#### DO THIS:
Scan the material that follows. Copy every line containing the word "subtitle".

#### MATERIAL SHOWN:
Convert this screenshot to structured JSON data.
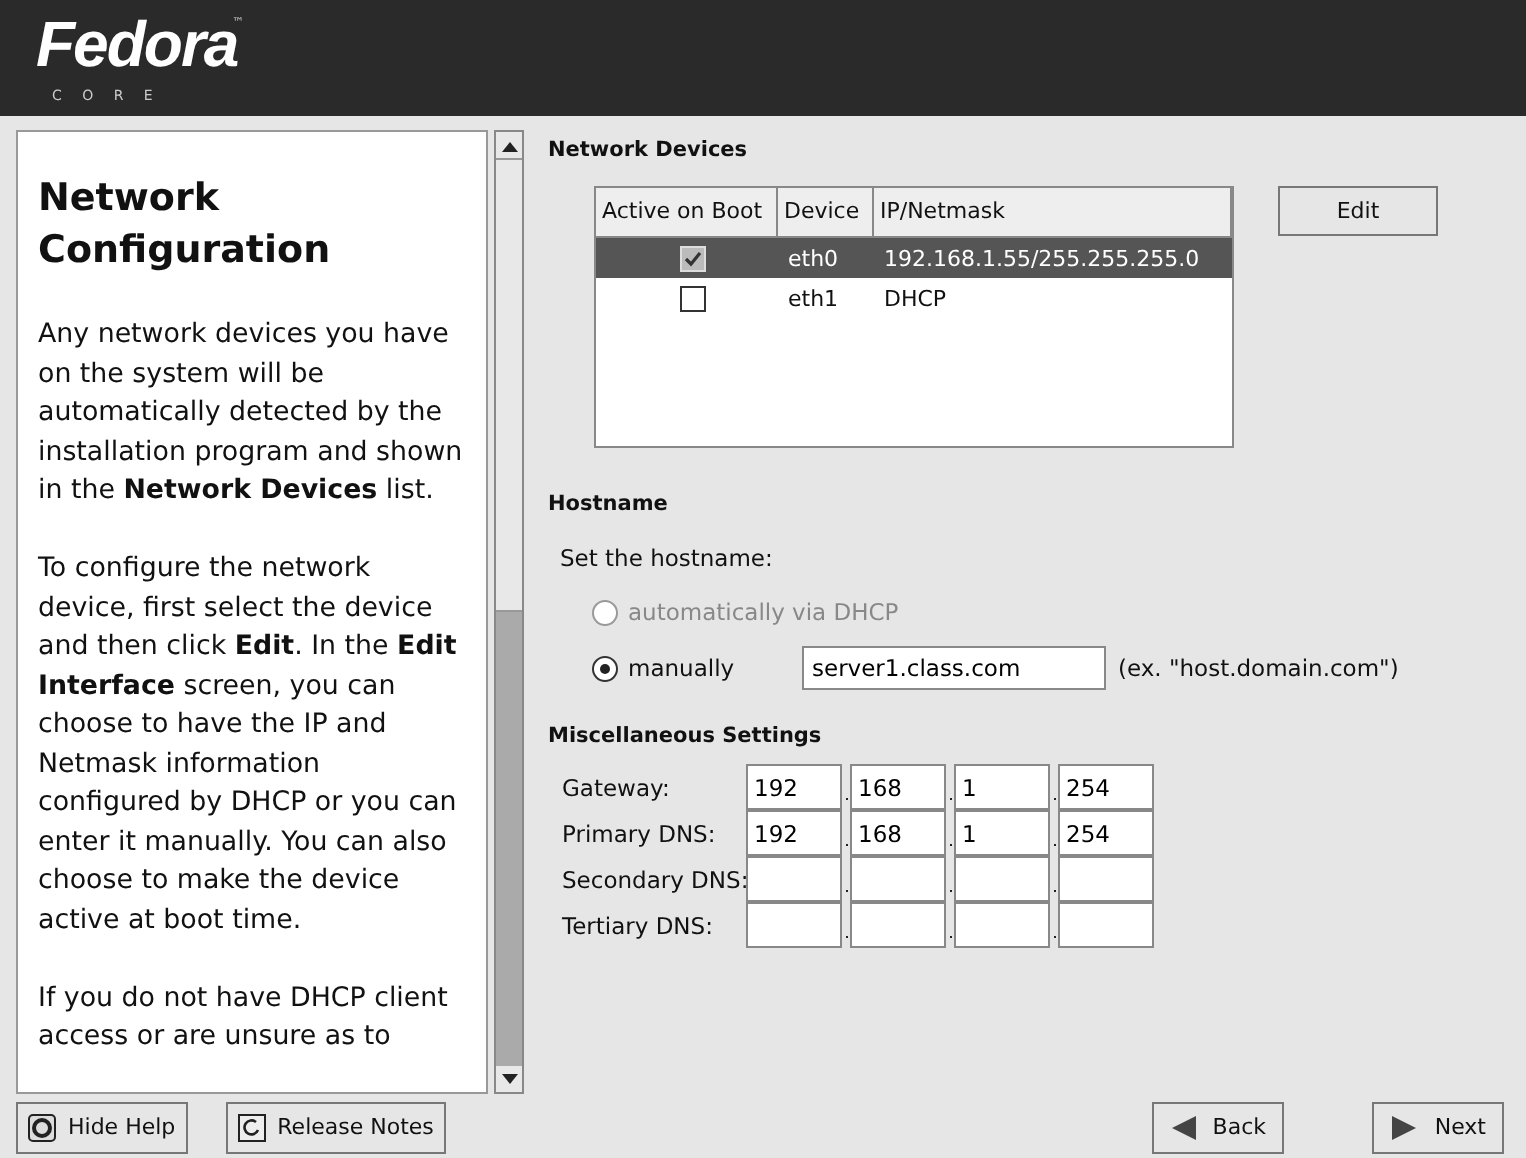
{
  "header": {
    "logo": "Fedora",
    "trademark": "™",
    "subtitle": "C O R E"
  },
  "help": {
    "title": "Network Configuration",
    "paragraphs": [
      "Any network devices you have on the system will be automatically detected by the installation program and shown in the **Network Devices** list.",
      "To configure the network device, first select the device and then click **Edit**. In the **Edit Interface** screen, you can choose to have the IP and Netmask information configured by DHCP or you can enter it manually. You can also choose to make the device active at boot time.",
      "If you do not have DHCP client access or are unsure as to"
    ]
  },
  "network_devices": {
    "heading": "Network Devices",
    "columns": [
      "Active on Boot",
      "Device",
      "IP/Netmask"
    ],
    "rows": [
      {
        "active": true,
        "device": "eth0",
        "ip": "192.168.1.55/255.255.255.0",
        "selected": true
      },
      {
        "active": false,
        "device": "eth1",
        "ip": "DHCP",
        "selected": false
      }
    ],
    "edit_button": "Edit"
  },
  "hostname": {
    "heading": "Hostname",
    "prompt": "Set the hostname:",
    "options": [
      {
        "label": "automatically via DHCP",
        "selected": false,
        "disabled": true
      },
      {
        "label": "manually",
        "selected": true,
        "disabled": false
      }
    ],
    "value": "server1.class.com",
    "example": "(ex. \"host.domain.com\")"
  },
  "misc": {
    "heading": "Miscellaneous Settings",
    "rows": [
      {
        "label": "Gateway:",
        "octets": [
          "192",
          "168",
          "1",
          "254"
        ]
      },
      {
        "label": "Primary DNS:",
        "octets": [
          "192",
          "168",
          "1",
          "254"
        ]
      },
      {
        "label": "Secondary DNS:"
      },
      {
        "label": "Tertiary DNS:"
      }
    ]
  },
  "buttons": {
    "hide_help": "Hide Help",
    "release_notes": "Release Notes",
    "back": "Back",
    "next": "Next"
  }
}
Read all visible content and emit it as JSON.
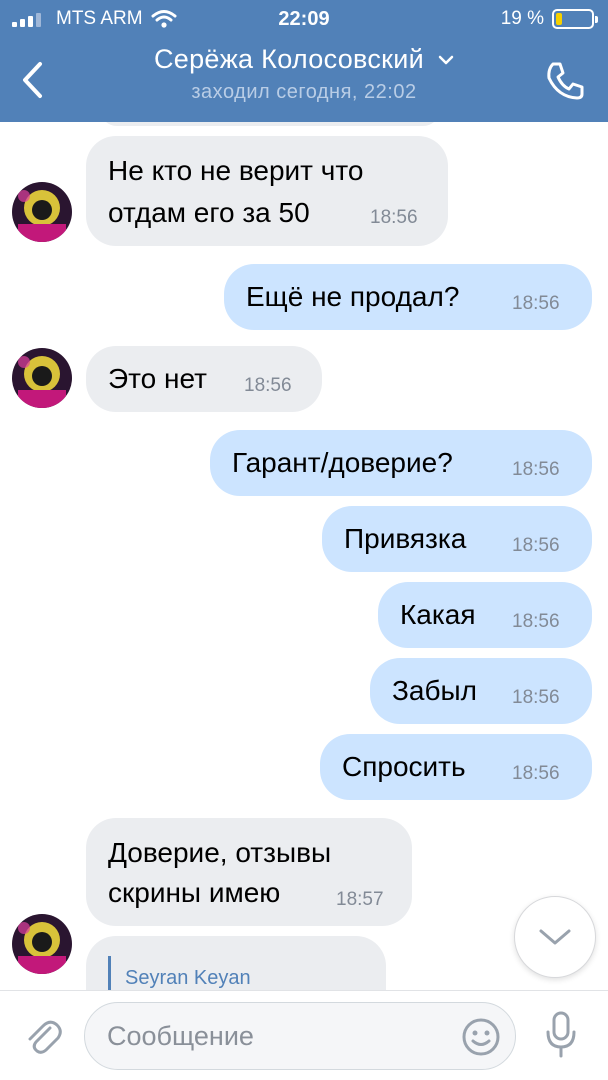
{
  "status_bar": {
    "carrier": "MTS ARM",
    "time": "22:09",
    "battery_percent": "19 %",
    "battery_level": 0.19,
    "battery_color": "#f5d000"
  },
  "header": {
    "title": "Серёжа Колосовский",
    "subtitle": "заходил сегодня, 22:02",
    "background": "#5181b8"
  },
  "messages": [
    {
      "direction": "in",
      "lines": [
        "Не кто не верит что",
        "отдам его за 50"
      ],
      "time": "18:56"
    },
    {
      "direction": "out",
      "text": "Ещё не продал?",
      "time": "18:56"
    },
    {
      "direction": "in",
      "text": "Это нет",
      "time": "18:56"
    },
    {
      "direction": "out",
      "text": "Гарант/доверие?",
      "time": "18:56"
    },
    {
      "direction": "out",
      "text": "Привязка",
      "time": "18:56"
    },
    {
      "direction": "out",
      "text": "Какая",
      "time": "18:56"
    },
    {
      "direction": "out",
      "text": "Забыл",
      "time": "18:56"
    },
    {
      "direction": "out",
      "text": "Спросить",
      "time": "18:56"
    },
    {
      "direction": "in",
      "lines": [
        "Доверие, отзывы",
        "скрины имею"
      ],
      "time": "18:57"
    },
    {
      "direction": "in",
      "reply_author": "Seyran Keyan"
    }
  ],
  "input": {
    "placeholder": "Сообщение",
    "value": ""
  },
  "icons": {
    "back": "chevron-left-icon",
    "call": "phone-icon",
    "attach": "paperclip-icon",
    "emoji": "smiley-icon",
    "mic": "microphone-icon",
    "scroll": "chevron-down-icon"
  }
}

==

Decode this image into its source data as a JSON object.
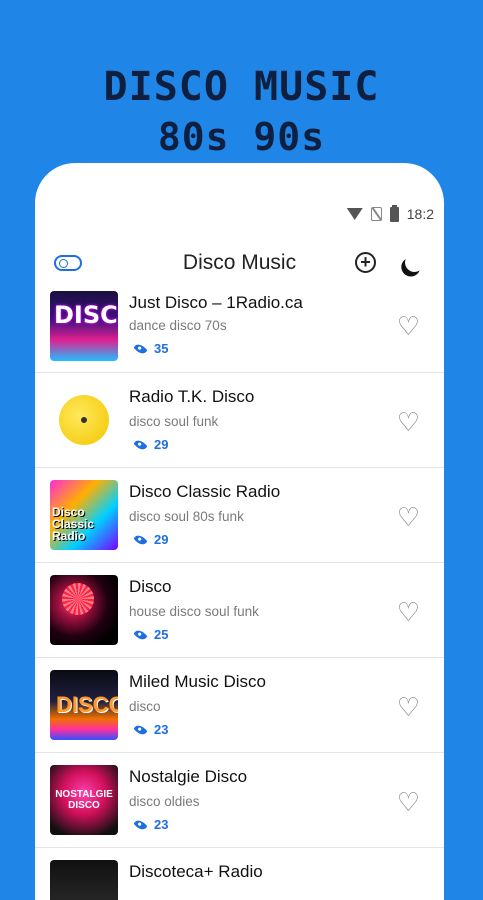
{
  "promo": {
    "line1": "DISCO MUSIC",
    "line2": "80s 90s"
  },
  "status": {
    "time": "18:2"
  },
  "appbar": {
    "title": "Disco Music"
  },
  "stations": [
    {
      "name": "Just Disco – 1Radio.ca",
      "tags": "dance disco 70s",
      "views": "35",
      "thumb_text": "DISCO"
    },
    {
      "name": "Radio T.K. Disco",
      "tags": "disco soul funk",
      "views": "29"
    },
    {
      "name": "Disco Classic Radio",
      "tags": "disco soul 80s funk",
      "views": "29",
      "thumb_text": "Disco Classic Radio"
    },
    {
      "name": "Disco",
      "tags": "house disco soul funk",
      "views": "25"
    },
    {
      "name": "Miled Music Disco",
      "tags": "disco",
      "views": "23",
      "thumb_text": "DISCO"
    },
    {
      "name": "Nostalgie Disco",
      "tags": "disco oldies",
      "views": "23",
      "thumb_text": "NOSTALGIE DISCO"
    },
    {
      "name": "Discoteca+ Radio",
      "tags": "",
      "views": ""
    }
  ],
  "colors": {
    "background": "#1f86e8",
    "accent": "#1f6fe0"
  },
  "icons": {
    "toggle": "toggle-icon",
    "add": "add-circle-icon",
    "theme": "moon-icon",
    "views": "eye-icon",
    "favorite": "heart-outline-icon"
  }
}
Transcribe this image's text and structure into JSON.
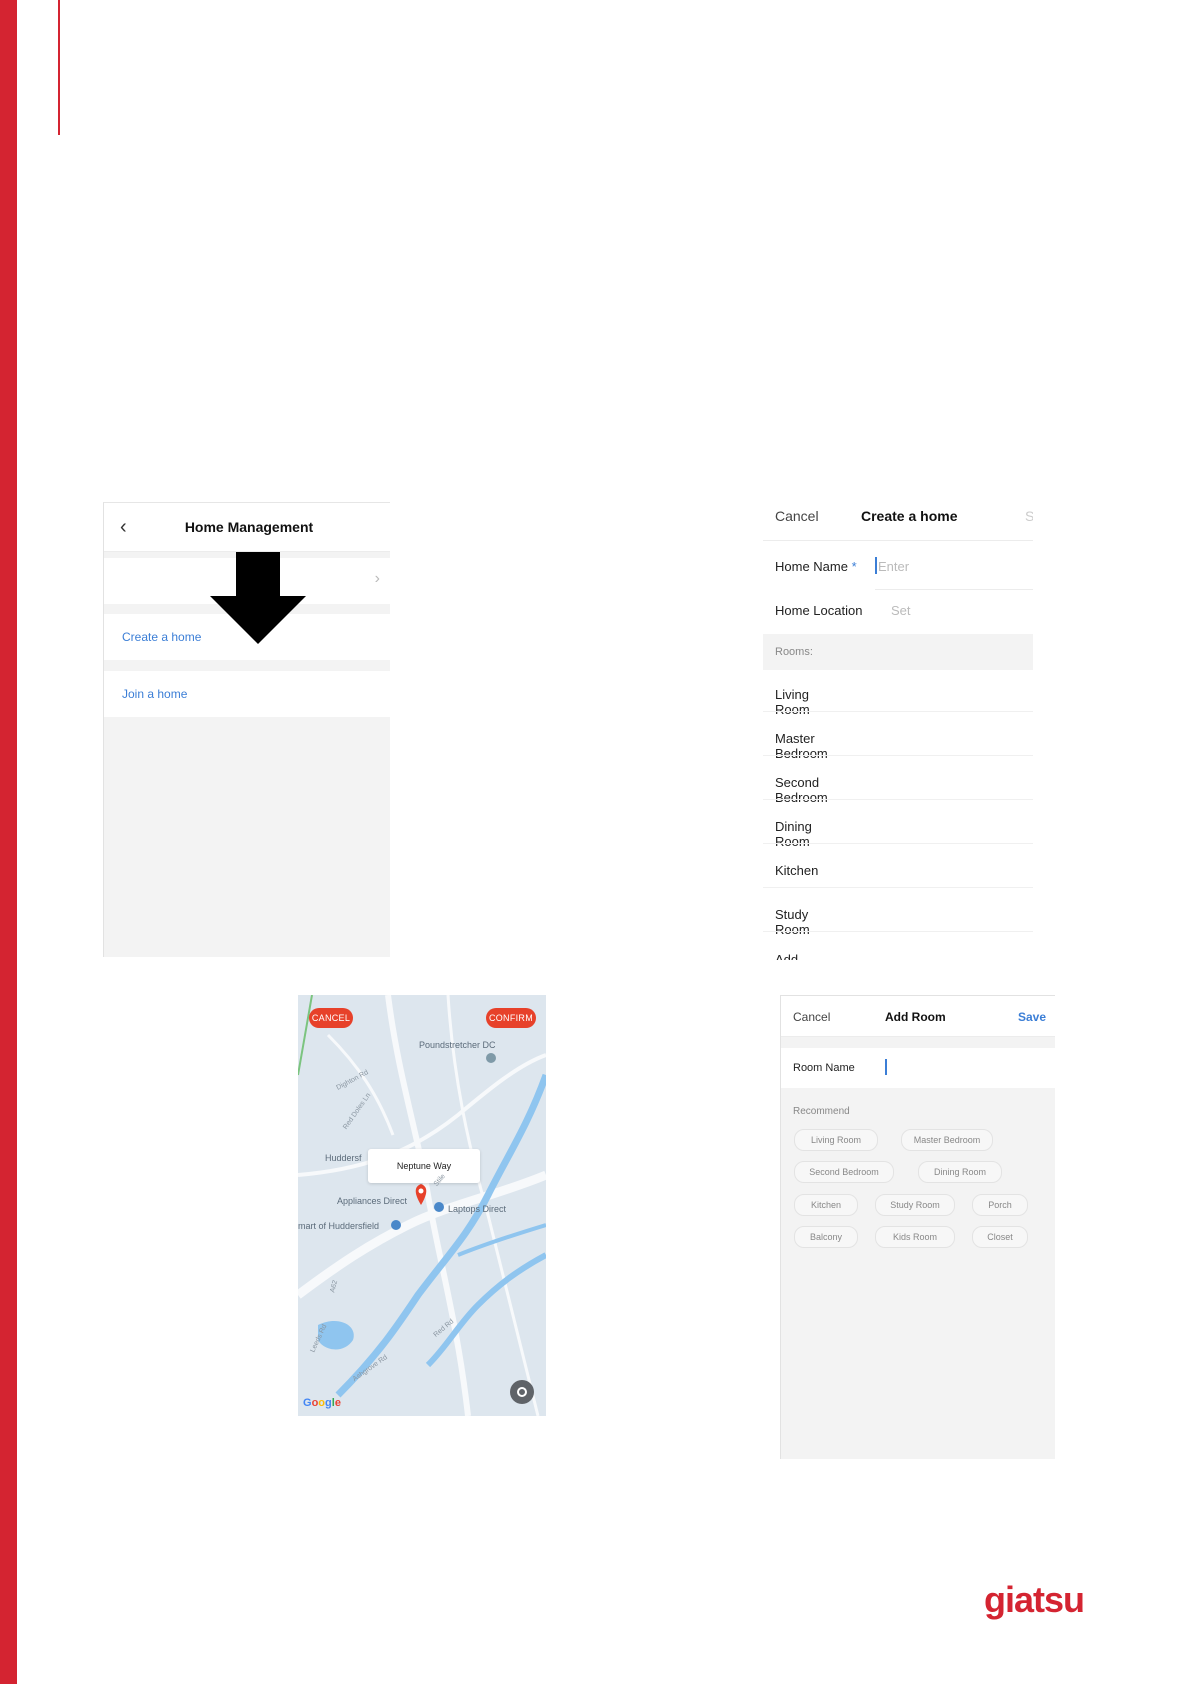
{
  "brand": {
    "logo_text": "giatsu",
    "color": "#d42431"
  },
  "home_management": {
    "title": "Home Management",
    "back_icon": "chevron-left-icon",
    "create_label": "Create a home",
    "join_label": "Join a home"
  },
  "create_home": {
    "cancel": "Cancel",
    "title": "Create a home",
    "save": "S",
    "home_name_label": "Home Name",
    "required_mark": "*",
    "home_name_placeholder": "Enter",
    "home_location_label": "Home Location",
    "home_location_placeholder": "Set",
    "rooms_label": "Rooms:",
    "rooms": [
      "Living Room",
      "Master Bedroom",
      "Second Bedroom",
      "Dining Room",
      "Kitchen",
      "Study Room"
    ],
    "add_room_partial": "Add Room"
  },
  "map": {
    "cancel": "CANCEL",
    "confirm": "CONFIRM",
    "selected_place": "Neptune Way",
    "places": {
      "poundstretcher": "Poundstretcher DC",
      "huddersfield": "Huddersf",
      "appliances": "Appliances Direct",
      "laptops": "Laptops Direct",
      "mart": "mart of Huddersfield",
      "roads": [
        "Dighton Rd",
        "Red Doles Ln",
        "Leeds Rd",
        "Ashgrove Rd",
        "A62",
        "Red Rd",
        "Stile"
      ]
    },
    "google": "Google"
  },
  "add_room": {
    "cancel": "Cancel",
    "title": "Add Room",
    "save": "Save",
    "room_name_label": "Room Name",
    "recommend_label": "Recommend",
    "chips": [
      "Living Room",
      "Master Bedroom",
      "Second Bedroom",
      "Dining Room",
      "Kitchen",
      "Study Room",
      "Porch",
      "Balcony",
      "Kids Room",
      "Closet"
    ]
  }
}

#### WRITTEN ANSWER:
    "subtitle": "C O R E"
    "subtitle": "заходил сегодня, 22:02",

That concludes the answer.